> _Directive_
Copy the records below exactly, omitting any pictures they contain.

-- BEGIN Listing --

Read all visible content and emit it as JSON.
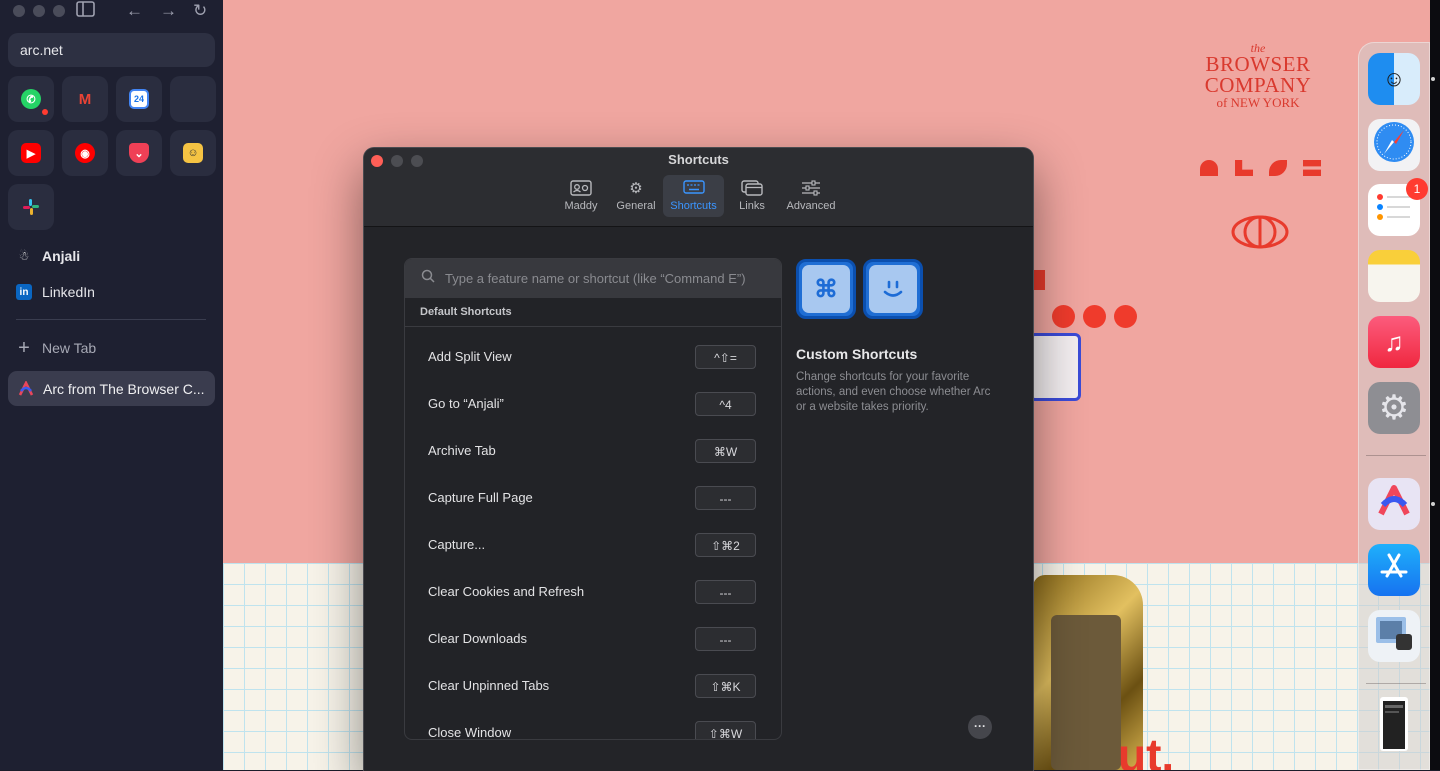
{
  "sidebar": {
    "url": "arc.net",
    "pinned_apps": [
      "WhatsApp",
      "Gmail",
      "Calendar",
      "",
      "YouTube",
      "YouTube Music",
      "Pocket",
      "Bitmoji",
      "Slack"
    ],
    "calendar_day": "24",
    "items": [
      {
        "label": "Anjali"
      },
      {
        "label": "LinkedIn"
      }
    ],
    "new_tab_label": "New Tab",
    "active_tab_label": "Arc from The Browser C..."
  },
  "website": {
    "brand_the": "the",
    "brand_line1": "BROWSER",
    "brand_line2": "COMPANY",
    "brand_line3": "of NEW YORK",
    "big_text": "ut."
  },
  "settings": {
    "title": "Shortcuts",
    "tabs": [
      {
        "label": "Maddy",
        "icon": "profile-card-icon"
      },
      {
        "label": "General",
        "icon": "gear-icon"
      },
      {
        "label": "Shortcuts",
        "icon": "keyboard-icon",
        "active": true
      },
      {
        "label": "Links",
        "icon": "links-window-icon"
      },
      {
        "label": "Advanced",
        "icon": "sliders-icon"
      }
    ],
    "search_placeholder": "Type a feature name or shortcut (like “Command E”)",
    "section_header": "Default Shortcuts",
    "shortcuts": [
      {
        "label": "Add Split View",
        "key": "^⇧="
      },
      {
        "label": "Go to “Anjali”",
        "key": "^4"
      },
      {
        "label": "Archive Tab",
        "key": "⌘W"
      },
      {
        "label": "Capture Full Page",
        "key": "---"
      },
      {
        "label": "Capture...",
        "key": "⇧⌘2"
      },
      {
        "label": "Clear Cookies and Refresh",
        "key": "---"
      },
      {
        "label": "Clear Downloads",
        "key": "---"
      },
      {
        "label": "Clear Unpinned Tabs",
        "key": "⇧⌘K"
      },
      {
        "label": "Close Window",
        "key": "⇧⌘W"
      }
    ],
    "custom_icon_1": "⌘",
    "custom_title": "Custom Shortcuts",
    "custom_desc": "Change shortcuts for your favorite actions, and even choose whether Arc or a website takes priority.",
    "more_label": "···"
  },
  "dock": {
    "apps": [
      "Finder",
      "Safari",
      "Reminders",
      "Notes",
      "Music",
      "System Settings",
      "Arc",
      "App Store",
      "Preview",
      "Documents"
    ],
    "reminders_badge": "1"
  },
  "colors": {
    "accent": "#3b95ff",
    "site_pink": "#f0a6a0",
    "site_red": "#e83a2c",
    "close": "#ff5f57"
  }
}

-- END Listing --

> _Solution below_
Read all visible content and emit it as JSON.
{
  "sidebar": {
    "url": "arc.net",
    "pinned_apps": [
      "WhatsApp",
      "Gmail",
      "Calendar",
      "",
      "YouTube",
      "YouTube Music",
      "Pocket",
      "Bitmoji",
      "Slack"
    ],
    "calendar_day": "24",
    "items": [
      {
        "label": "Anjali"
      },
      {
        "label": "LinkedIn"
      }
    ],
    "new_tab_label": "New Tab",
    "active_tab_label": "Arc from The Browser C..."
  },
  "website": {
    "brand_the": "the",
    "brand_line1": "BROWSER",
    "brand_line2": "COMPANY",
    "brand_line3": "of NEW YORK",
    "big_text": "ut."
  },
  "settings": {
    "title": "Shortcuts",
    "tabs": [
      {
        "label": "Maddy",
        "icon": "profile-card-icon"
      },
      {
        "label": "General",
        "icon": "gear-icon"
      },
      {
        "label": "Shortcuts",
        "icon": "keyboard-icon",
        "active": true
      },
      {
        "label": "Links",
        "icon": "links-window-icon"
      },
      {
        "label": "Advanced",
        "icon": "sliders-icon"
      }
    ],
    "search_placeholder": "Type a feature name or shortcut (like “Command E”)",
    "section_header": "Default Shortcuts",
    "shortcuts": [
      {
        "label": "Add Split View",
        "key": "^⇧="
      },
      {
        "label": "Go to “Anjali”",
        "key": "^4"
      },
      {
        "label": "Archive Tab",
        "key": "⌘W"
      },
      {
        "label": "Capture Full Page",
        "key": "---"
      },
      {
        "label": "Capture...",
        "key": "⇧⌘2"
      },
      {
        "label": "Clear Cookies and Refresh",
        "key": "---"
      },
      {
        "label": "Clear Downloads",
        "key": "---"
      },
      {
        "label": "Clear Unpinned Tabs",
        "key": "⇧⌘K"
      },
      {
        "label": "Close Window",
        "key": "⇧⌘W"
      }
    ],
    "custom_icon_1": "⌘",
    "custom_title": "Custom Shortcuts",
    "custom_desc": "Change shortcuts for your favorite actions, and even choose whether Arc or a website takes priority.",
    "more_label": "···"
  },
  "dock": {
    "apps": [
      "Finder",
      "Safari",
      "Reminders",
      "Notes",
      "Music",
      "System Settings",
      "Arc",
      "App Store",
      "Preview",
      "Documents"
    ],
    "reminders_badge": "1"
  },
  "colors": {
    "accent": "#3b95ff",
    "site_pink": "#f0a6a0",
    "site_red": "#e83a2c",
    "close": "#ff5f57"
  }
}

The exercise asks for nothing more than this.